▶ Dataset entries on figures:

- - -

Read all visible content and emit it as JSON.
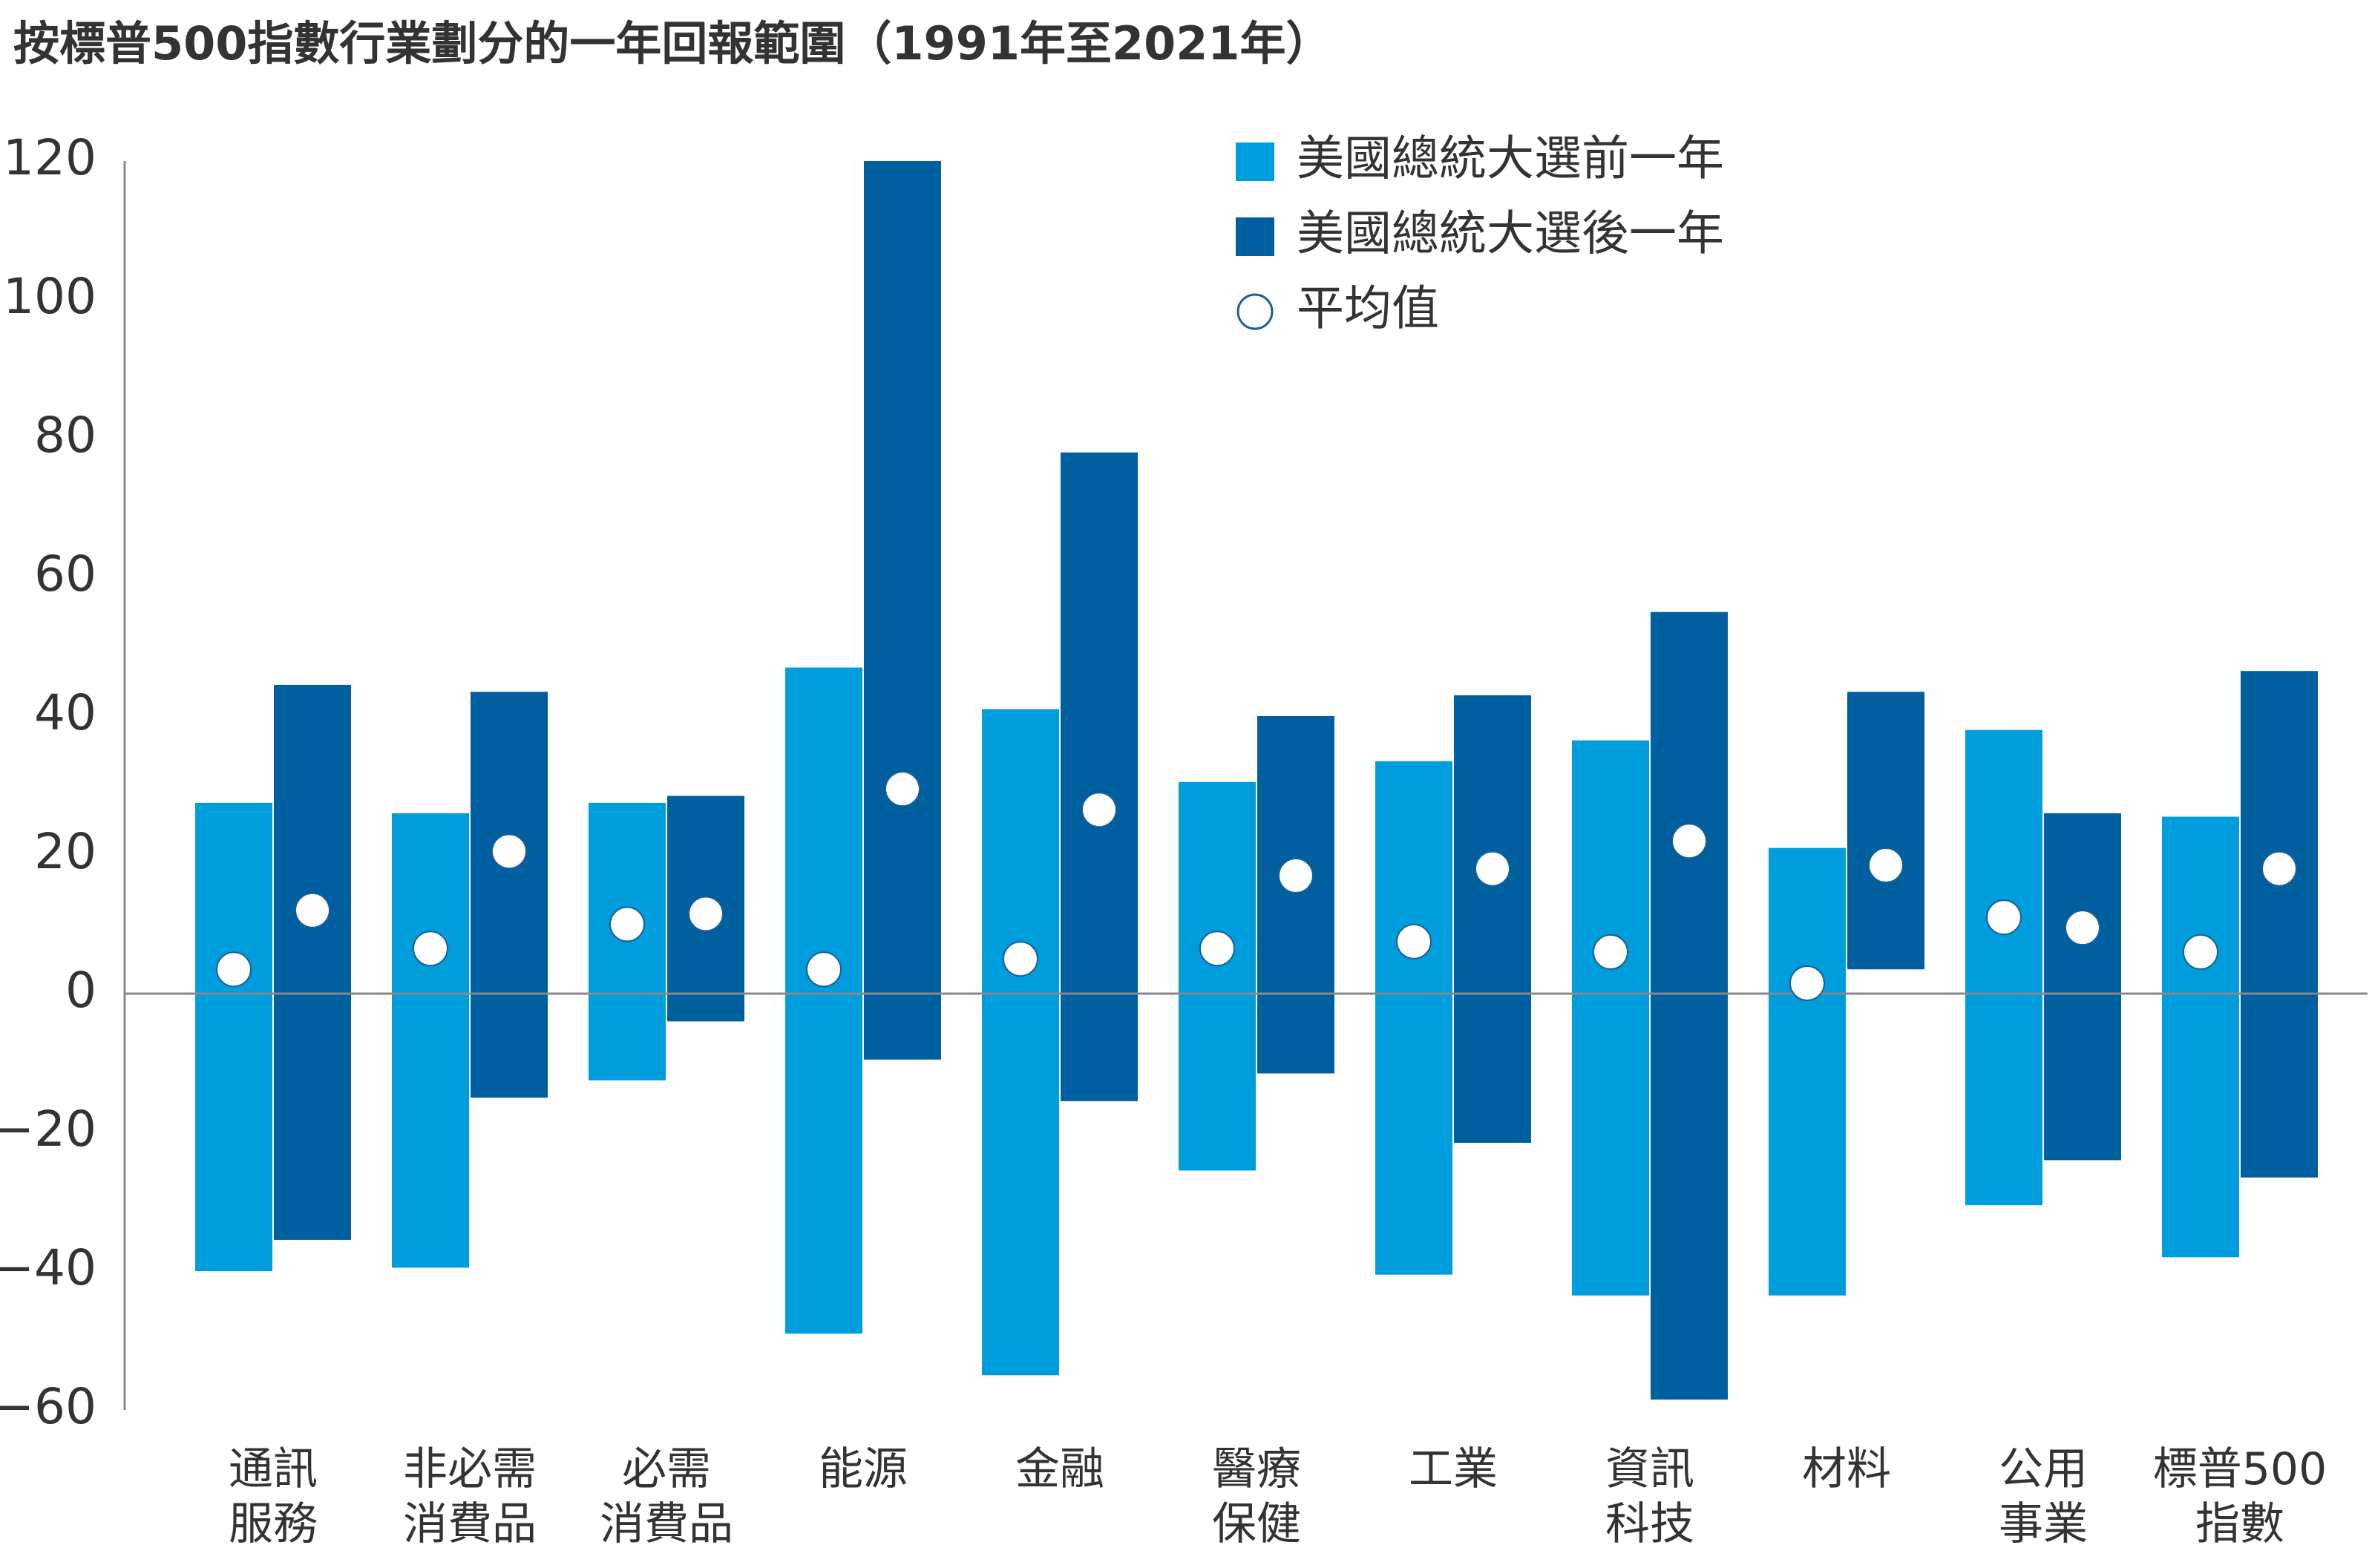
{
  "title": "按標普500指數行業劃分的一年回報範圍（1991年至2021年）",
  "colors": {
    "before": "#009ddd",
    "after": "#005f9e",
    "axis": "#888888",
    "marker_fill": "#ffffff",
    "marker_stroke": "#1a5f99"
  },
  "chart_data": {
    "type": "floating-bar",
    "title": "按標普500指數行業劃分的一年回報範圍（1991年至2021年）",
    "ylim": [
      -60,
      120
    ],
    "yticks": [
      -60,
      -40,
      -20,
      0,
      20,
      40,
      60,
      80,
      100,
      120
    ],
    "ytick_labels": [
      "−60",
      "−40",
      "−20",
      "0",
      "20",
      "40",
      "60",
      "80",
      "100",
      "120"
    ],
    "grid": false,
    "legend_position": "top-right",
    "legend": [
      {
        "key": "before",
        "label": "美國總統大選前一年",
        "marker": "square"
      },
      {
        "key": "after",
        "label": "美國總統大選後一年",
        "marker": "square"
      },
      {
        "key": "average",
        "label": "平均值",
        "marker": "circle"
      }
    ],
    "categories": [
      [
        "通訊",
        "服務"
      ],
      [
        "非必需",
        "消費品"
      ],
      [
        "必需",
        "消費品"
      ],
      [
        "能源"
      ],
      [
        "金融"
      ],
      [
        "醫療",
        "保健"
      ],
      [
        "工業"
      ],
      [
        "資訊",
        "科技"
      ],
      [
        "材料"
      ],
      [
        "公用",
        "事業"
      ],
      [
        "標普500",
        "指數"
      ]
    ],
    "series": [
      {
        "key": "before",
        "name": "美國總統大選前一年",
        "low": [
          -40,
          -39.5,
          -12.5,
          -49,
          -55,
          -25.5,
          -40.5,
          -43.5,
          -43.5,
          -30.5,
          -38
        ],
        "high": [
          27.5,
          26,
          27.5,
          47,
          41,
          30.5,
          33.5,
          36.5,
          21,
          38,
          25.5
        ],
        "average": [
          3.5,
          6.5,
          10,
          3.5,
          5,
          6.5,
          7.5,
          6,
          1.5,
          11,
          6
        ]
      },
      {
        "key": "after",
        "name": "美國總統大選後一年",
        "low": [
          -35.5,
          -15,
          -4,
          -9.5,
          -15.5,
          -11.5,
          -21.5,
          -58.5,
          3.5,
          -24,
          -26.5
        ],
        "high": [
          44.5,
          43.5,
          28.5,
          120,
          78,
          40,
          43,
          55,
          43.5,
          26,
          46.5
        ],
        "average": [
          12,
          20.5,
          11.5,
          29.5,
          26.5,
          17,
          18,
          22,
          18.5,
          9.5,
          18
        ]
      }
    ]
  }
}
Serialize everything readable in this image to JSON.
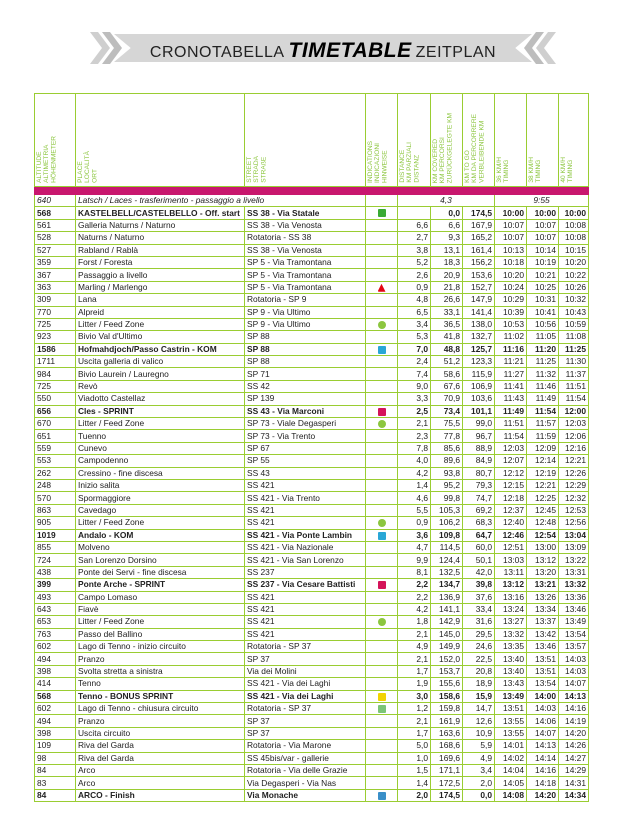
{
  "banner": {
    "left": "CRONOTABELLA",
    "main": "TIMETABLE",
    "right": "ZEITPLAN"
  },
  "headers": [
    "ALTITUDE\nALTIMETRIA\nHÖHENMETER",
    "PLACE\nLOCALITÀ\nORT",
    "STREET\nSTRADA\nSTRAßE",
    "INDICATIONS\nINDICAZIONI\nHINWEISE",
    "DISTANCE\nKM PARZIALI\nDISTANZ",
    "KM COVERED\nKM PERCORSI\nZURÜCKGELEGTE KM",
    "KM TO GO\nKM DA PERCORRERE\nVERBLEIBENDE KM",
    "36 KM/H\nTIMING",
    "38 KM/H\nTIMING",
    "40 KM/H\nTIMING"
  ],
  "colors": {
    "accent": "#8cc63f",
    "band": "#c8176e"
  },
  "transfer": {
    "altitude": "640",
    "place": "Latsch / Laces - trasferimento - passaggio a livello",
    "distance": "4,3",
    "time": "9:55"
  },
  "rows": [
    [
      "568",
      "KASTELBELL/CASTELBELLO - Off. start",
      "SS 38 - Via Statale",
      "start-flag-icon",
      "",
      "0,0",
      "174,5",
      "10:00",
      "10:00",
      "10:00",
      1
    ],
    [
      "561",
      "Galleria Naturns / Naturno",
      "SS 38 - Via Venosta",
      "",
      "6,6",
      "6,6",
      "167,9",
      "10:07",
      "10:07",
      "10:08",
      0
    ],
    [
      "528",
      "Naturns / Naturno",
      "Rotatoria - SS 38",
      "",
      "2,7",
      "9,3",
      "165,2",
      "10:07",
      "10:07",
      "10:08",
      0
    ],
    [
      "527",
      "Rabland / Rablà",
      "SS 38 - Via Venosta",
      "",
      "3,8",
      "13,1",
      "161,4",
      "10:13",
      "10:14",
      "10:15",
      0
    ],
    [
      "359",
      "Forst / Foresta",
      "SP 5 - Via Tramontana",
      "",
      "5,2",
      "18,3",
      "156,2",
      "10:18",
      "10:19",
      "10:20",
      0
    ],
    [
      "367",
      "Passaggio a livello",
      "SP 5 - Via Tramontana",
      "",
      "2,6",
      "20,9",
      "153,6",
      "10:20",
      "10:21",
      "10:22",
      0
    ],
    [
      "363",
      "Marling / Marlengo",
      "SP 5 - Via Tramontana",
      "danger-triangle-icon",
      "0,9",
      "21,8",
      "152,7",
      "10:24",
      "10:25",
      "10:26",
      0
    ],
    [
      "309",
      "Lana",
      "Rotatoria - SP 9",
      "",
      "4,8",
      "26,6",
      "147,9",
      "10:29",
      "10:31",
      "10:32",
      0
    ],
    [
      "770",
      "Alpreid",
      "SP 9 - Via Ultimo",
      "",
      "6,5",
      "33,1",
      "141,4",
      "10:39",
      "10:41",
      "10:43",
      0
    ],
    [
      "725",
      "Litter / Feed Zone",
      "SP 9 - Via Ultimo",
      "feed-zone-icon",
      "3,4",
      "36,5",
      "138,0",
      "10:53",
      "10:56",
      "10:59",
      0
    ],
    [
      "923",
      "Bivio Val d'Ultimo",
      "SP 88",
      "",
      "5,3",
      "41,8",
      "132,7",
      "11:02",
      "11:05",
      "11:08",
      0
    ],
    [
      "1586",
      "Hofmahdjoch/Passo Castrin - KOM",
      "SP 88",
      "kom-icon",
      "7,0",
      "48,8",
      "125,7",
      "11:16",
      "11:20",
      "11:25",
      1
    ],
    [
      "1711",
      "Uscita galleria di valico",
      "SP 88",
      "",
      "2,4",
      "51,2",
      "123,3",
      "11:21",
      "11:25",
      "11:30",
      0
    ],
    [
      "984",
      "Bivio Laurein / Lauregno",
      "SP 71",
      "",
      "7,4",
      "58,6",
      "115,9",
      "11:27",
      "11:32",
      "11:37",
      0
    ],
    [
      "725",
      "Revò",
      "SS 42",
      "",
      "9,0",
      "67,6",
      "106,9",
      "11:41",
      "11:46",
      "11:51",
      0
    ],
    [
      "550",
      "Viadotto Castellaz",
      "SP 139",
      "",
      "3,3",
      "70,9",
      "103,6",
      "11:43",
      "11:49",
      "11:54",
      0
    ],
    [
      "656",
      "Cles - SPRINT",
      "SS 43 - Via Marconi",
      "sprint-icon",
      "2,5",
      "73,4",
      "101,1",
      "11:49",
      "11:54",
      "12:00",
      1
    ],
    [
      "670",
      "Litter / Feed Zone",
      "SP 73 - Viale Degasperi",
      "feed-zone-icon",
      "2,1",
      "75,5",
      "99,0",
      "11:51",
      "11:57",
      "12:03",
      0
    ],
    [
      "651",
      "Tuenno",
      "SP 73 - Via Trento",
      "",
      "2,3",
      "77,8",
      "96,7",
      "11:54",
      "11:59",
      "12:06",
      0
    ],
    [
      "559",
      "Cunevo",
      "SP 67",
      "",
      "7,8",
      "85,6",
      "88,9",
      "12:03",
      "12:09",
      "12:16",
      0
    ],
    [
      "553",
      "Campodenno",
      "SP 55",
      "",
      "4,0",
      "89,6",
      "84,9",
      "12:07",
      "12:14",
      "12:21",
      0
    ],
    [
      "262",
      "Cressino - fine discesa",
      "SS 43",
      "",
      "4,2",
      "93,8",
      "80,7",
      "12:12",
      "12:19",
      "12:26",
      0
    ],
    [
      "248",
      "Inizio salita",
      "SS 421",
      "",
      "1,4",
      "95,2",
      "79,3",
      "12:15",
      "12:21",
      "12:29",
      0
    ],
    [
      "570",
      "Spormaggiore",
      "SS 421 - Via Trento",
      "",
      "4,6",
      "99,8",
      "74,7",
      "12:18",
      "12:25",
      "12:32",
      0
    ],
    [
      "863",
      "Cavedago",
      "SS 421",
      "",
      "5,5",
      "105,3",
      "69,2",
      "12:37",
      "12:45",
      "12:53",
      0
    ],
    [
      "905",
      "Litter / Feed Zone",
      "SS 421",
      "feed-zone-icon",
      "0,9",
      "106,2",
      "68,3",
      "12:40",
      "12:48",
      "12:56",
      0
    ],
    [
      "1019",
      "Andalo - KOM",
      "SS 421 - Via Ponte Lambin",
      "kom-icon",
      "3,6",
      "109,8",
      "64,7",
      "12:46",
      "12:54",
      "13:04",
      1
    ],
    [
      "855",
      "Molveno",
      "SS 421 - Via Nazionale",
      "",
      "4,7",
      "114,5",
      "60,0",
      "12:51",
      "13:00",
      "13:09",
      0
    ],
    [
      "724",
      "San Lorenzo Dorsino",
      "SS 421 - Via San Lorenzo",
      "",
      "9,9",
      "124,4",
      "50,1",
      "13:03",
      "13:12",
      "13:22",
      0
    ],
    [
      "438",
      "Ponte dei Servi - fine discesa",
      "SS 237",
      "",
      "8,1",
      "132,5",
      "42,0",
      "13:11",
      "13:20",
      "13:31",
      0
    ],
    [
      "399",
      "Ponte Arche - SPRINT",
      "SS 237 - Via Cesare Battisti",
      "sprint-icon",
      "2,2",
      "134,7",
      "39,8",
      "13:12",
      "13:21",
      "13:32",
      1
    ],
    [
      "493",
      "Campo Lomaso",
      "SS 421",
      "",
      "2,2",
      "136,9",
      "37,6",
      "13:16",
      "13:26",
      "13:36",
      0
    ],
    [
      "643",
      "Fiavè",
      "SS 421",
      "",
      "4,2",
      "141,1",
      "33,4",
      "13:24",
      "13:34",
      "13:46",
      0
    ],
    [
      "653",
      "Litter / Feed Zone",
      "SS 421",
      "feed-zone-icon",
      "1,8",
      "142,9",
      "31,6",
      "13:27",
      "13:37",
      "13:49",
      0
    ],
    [
      "763",
      "Passo del Ballino",
      "SS 421",
      "",
      "2,1",
      "145,0",
      "29,5",
      "13:32",
      "13:42",
      "13:54",
      0
    ],
    [
      "602",
      "Lago di Tenno - inizio circuito",
      "Rotatoria - SP 37",
      "",
      "4,9",
      "149,9",
      "24,6",
      "13:35",
      "13:46",
      "13:57",
      0
    ],
    [
      "494",
      "Pranzo",
      "SP 37",
      "",
      "2,1",
      "152,0",
      "22,5",
      "13:40",
      "13:51",
      "14:03",
      0
    ],
    [
      "398",
      "Svolta stretta a sinistra",
      "Via dei Molini",
      "",
      "1,7",
      "153,7",
      "20,8",
      "13:40",
      "13:51",
      "14:03",
      0
    ],
    [
      "414",
      "Tenno",
      "SS 421 - Via dei Laghi",
      "",
      "1,9",
      "155,6",
      "18,9",
      "13:43",
      "13:54",
      "14:07",
      0
    ],
    [
      "568",
      "Tenno - BONUS SPRINT",
      "SS 421 - Via dei Laghi",
      "bonus-sprint-icon",
      "3,0",
      "158,6",
      "15,9",
      "13:49",
      "14:00",
      "14:13",
      1
    ],
    [
      "602",
      "Lago di Tenno - chiusura circuito",
      "Rotatoria - SP 37",
      "circuit-icon",
      "1,2",
      "159,8",
      "14,7",
      "13:51",
      "14:03",
      "14:16",
      0
    ],
    [
      "494",
      "Pranzo",
      "SP 37",
      "",
      "2,1",
      "161,9",
      "12,6",
      "13:55",
      "14:06",
      "14:19",
      0
    ],
    [
      "398",
      "Uscita circuito",
      "SP 37",
      "",
      "1,7",
      "163,6",
      "10,9",
      "13:55",
      "14:07",
      "14:20",
      0
    ],
    [
      "109",
      "Riva del Garda",
      "Rotatoria - Via Marone",
      "",
      "5,0",
      "168,6",
      "5,9",
      "14:01",
      "14:13",
      "14:26",
      0
    ],
    [
      "98",
      "Riva del Garda",
      "SS 45bis/var - gallerie",
      "",
      "1,0",
      "169,6",
      "4,9",
      "14:02",
      "14:14",
      "14:27",
      0
    ],
    [
      "84",
      "Arco",
      "Rotatoria - Via delle Grazie",
      "",
      "1,5",
      "171,1",
      "3,4",
      "14:04",
      "14:16",
      "14:29",
      0
    ],
    [
      "83",
      "Arco",
      "Via Degasperi - Via Nas",
      "",
      "1,4",
      "172,5",
      "2,0",
      "14:05",
      "14:18",
      "14:31",
      0
    ],
    [
      "84",
      "ARCO - Finish",
      "Via Monache",
      "finish-icon",
      "2,0",
      "174,5",
      "0,0",
      "14:08",
      "14:20",
      "14:34",
      1
    ]
  ]
}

- - -

Show the lines of the material that contain the word "discesa".

▶ Exercise answer:
      "Cressino - fine discesa",
      "Ponte dei Servi - fine discesa",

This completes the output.